START
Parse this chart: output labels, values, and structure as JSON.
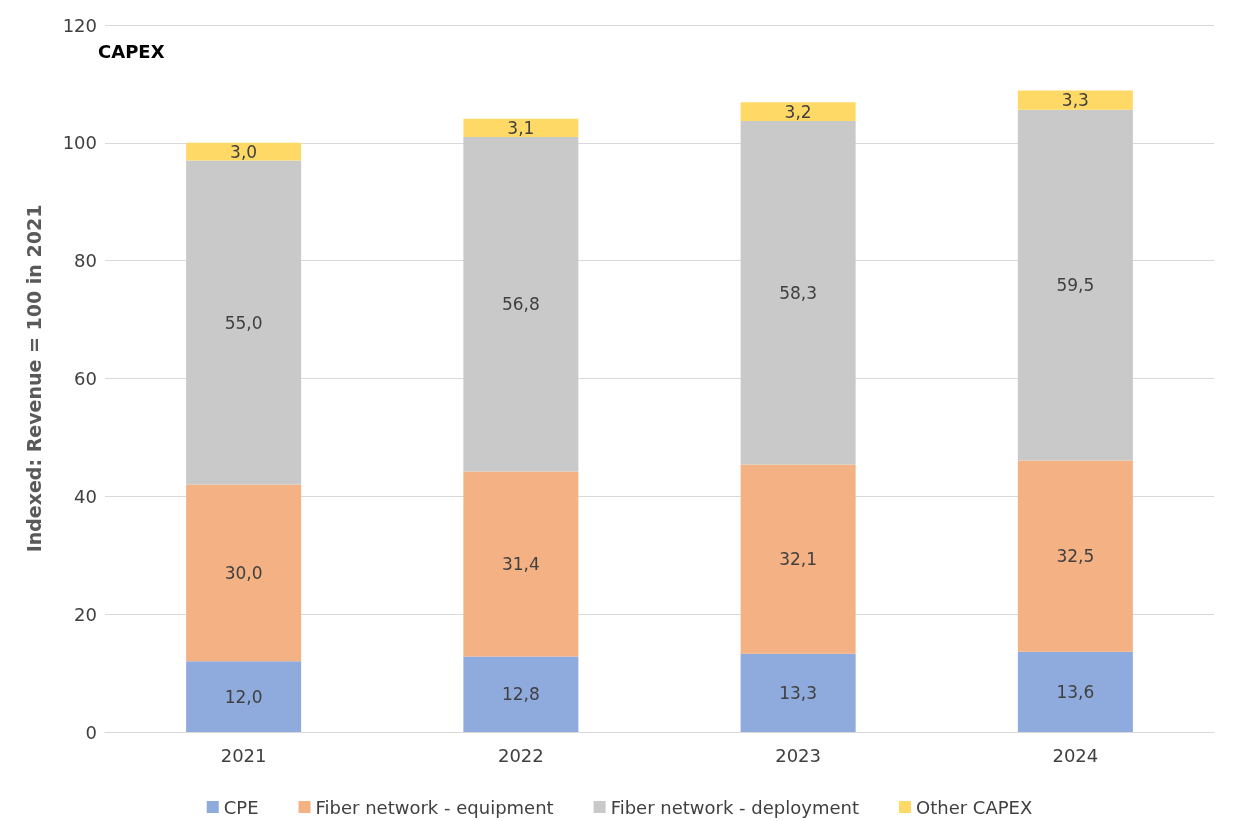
{
  "chart_data": {
    "type": "bar",
    "title": "CAPEX",
    "ylabel": "Indexed: Revenue = 100 in 2021",
    "categories": [
      "2021",
      "2022",
      "2023",
      "2024"
    ],
    "stacked": true,
    "ylim": [
      0,
      120
    ],
    "yticks": [
      0,
      20,
      40,
      60,
      80,
      100,
      120
    ],
    "grid": "y",
    "legend": "bottom",
    "series": [
      {
        "name": "CPE",
        "color": "#8faadc",
        "values": [
          12.0,
          12.8,
          13.3,
          13.6
        ],
        "value_labels": [
          "12,0",
          "12,8",
          "13,3",
          "13,6"
        ]
      },
      {
        "name": "Fiber network - equipment",
        "color": "#f4b183",
        "values": [
          30.0,
          31.4,
          32.1,
          32.5
        ],
        "value_labels": [
          "30,0",
          "31,4",
          "32,1",
          "32,5"
        ]
      },
      {
        "name": "Fiber network - deployment",
        "color": "#c9c9c9",
        "values": [
          55.0,
          56.8,
          58.3,
          59.5
        ],
        "value_labels": [
          "55,0",
          "56,8",
          "58,3",
          "59,5"
        ]
      },
      {
        "name": "Other CAPEX",
        "color": "#ffd966",
        "values": [
          3.0,
          3.1,
          3.2,
          3.3
        ],
        "value_labels": [
          "3,0",
          "3,1",
          "3,2",
          "3,3"
        ]
      }
    ]
  }
}
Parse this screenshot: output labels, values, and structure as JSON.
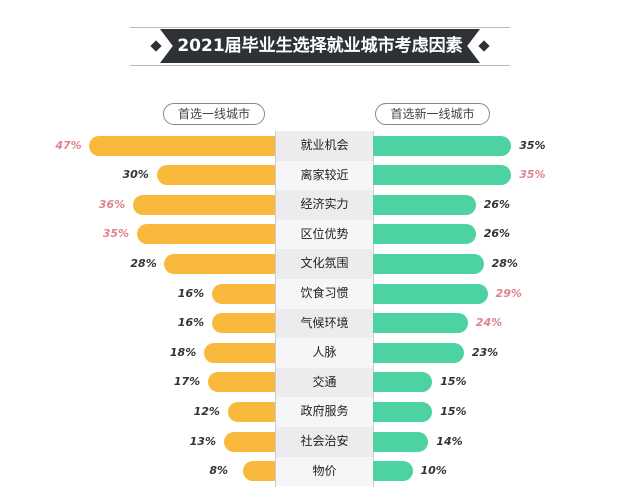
{
  "chart_data": {
    "type": "bar",
    "title": "2021届毕业生选择就业城市考虑因素",
    "categories": [
      "就业机会",
      "离家较近",
      "经济实力",
      "区位优势",
      "文化氛围",
      "饮食习惯",
      "气候环境",
      "人脉",
      "交通",
      "政府服务",
      "社会治安",
      "物价"
    ],
    "series": [
      {
        "name": "首选一线城市",
        "color": "#f9b93c",
        "values": [
          47,
          30,
          36,
          35,
          28,
          16,
          16,
          18,
          17,
          12,
          13,
          8
        ],
        "highlighted": [
          true,
          false,
          true,
          true,
          false,
          false,
          false,
          false,
          false,
          false,
          false,
          false
        ]
      },
      {
        "name": "首选新一线城市",
        "color": "#4dd3a1",
        "values": [
          35,
          35,
          26,
          26,
          28,
          29,
          24,
          23,
          15,
          15,
          14,
          10
        ],
        "highlighted": [
          false,
          true,
          false,
          false,
          false,
          true,
          true,
          false,
          false,
          false,
          false,
          false
        ]
      }
    ],
    "unit": "%",
    "highlight_color": "#e0828f"
  }
}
END
◆ **The problem**
Your copy should repeat each entry above exactly but contain no pictures.

◆ **Task solution**
Parse this chart: output labels, values, and structure as JSON.
{
  "chart_data": {
    "type": "bar",
    "title": "CAPEX",
    "ylabel": "Indexed: Revenue = 100 in 2021",
    "categories": [
      "2021",
      "2022",
      "2023",
      "2024"
    ],
    "stacked": true,
    "ylim": [
      0,
      120
    ],
    "yticks": [
      0,
      20,
      40,
      60,
      80,
      100,
      120
    ],
    "grid": "y",
    "legend": "bottom",
    "series": [
      {
        "name": "CPE",
        "color": "#8faadc",
        "values": [
          12.0,
          12.8,
          13.3,
          13.6
        ],
        "value_labels": [
          "12,0",
          "12,8",
          "13,3",
          "13,6"
        ]
      },
      {
        "name": "Fiber network - equipment",
        "color": "#f4b183",
        "values": [
          30.0,
          31.4,
          32.1,
          32.5
        ],
        "value_labels": [
          "30,0",
          "31,4",
          "32,1",
          "32,5"
        ]
      },
      {
        "name": "Fiber network - deployment",
        "color": "#c9c9c9",
        "values": [
          55.0,
          56.8,
          58.3,
          59.5
        ],
        "value_labels": [
          "55,0",
          "56,8",
          "58,3",
          "59,5"
        ]
      },
      {
        "name": "Other CAPEX",
        "color": "#ffd966",
        "values": [
          3.0,
          3.1,
          3.2,
          3.3
        ],
        "value_labels": [
          "3,0",
          "3,1",
          "3,2",
          "3,3"
        ]
      }
    ]
  }
}
Parse this screenshot: output labels, values, and structure as JSON.
{
  "chart_data": {
    "type": "bar",
    "title": "2021届毕业生选择就业城市考虑因素",
    "categories": [
      "就业机会",
      "离家较近",
      "经济实力",
      "区位优势",
      "文化氛围",
      "饮食习惯",
      "气候环境",
      "人脉",
      "交通",
      "政府服务",
      "社会治安",
      "物价"
    ],
    "series": [
      {
        "name": "首选一线城市",
        "color": "#f9b93c",
        "values": [
          47,
          30,
          36,
          35,
          28,
          16,
          16,
          18,
          17,
          12,
          13,
          8
        ],
        "highlighted": [
          true,
          false,
          true,
          true,
          false,
          false,
          false,
          false,
          false,
          false,
          false,
          false
        ]
      },
      {
        "name": "首选新一线城市",
        "color": "#4dd3a1",
        "values": [
          35,
          35,
          26,
          26,
          28,
          29,
          24,
          23,
          15,
          15,
          14,
          10
        ],
        "highlighted": [
          false,
          true,
          false,
          false,
          false,
          true,
          true,
          false,
          false,
          false,
          false,
          false
        ]
      }
    ],
    "unit": "%",
    "highlight_color": "#e0828f"
  }
}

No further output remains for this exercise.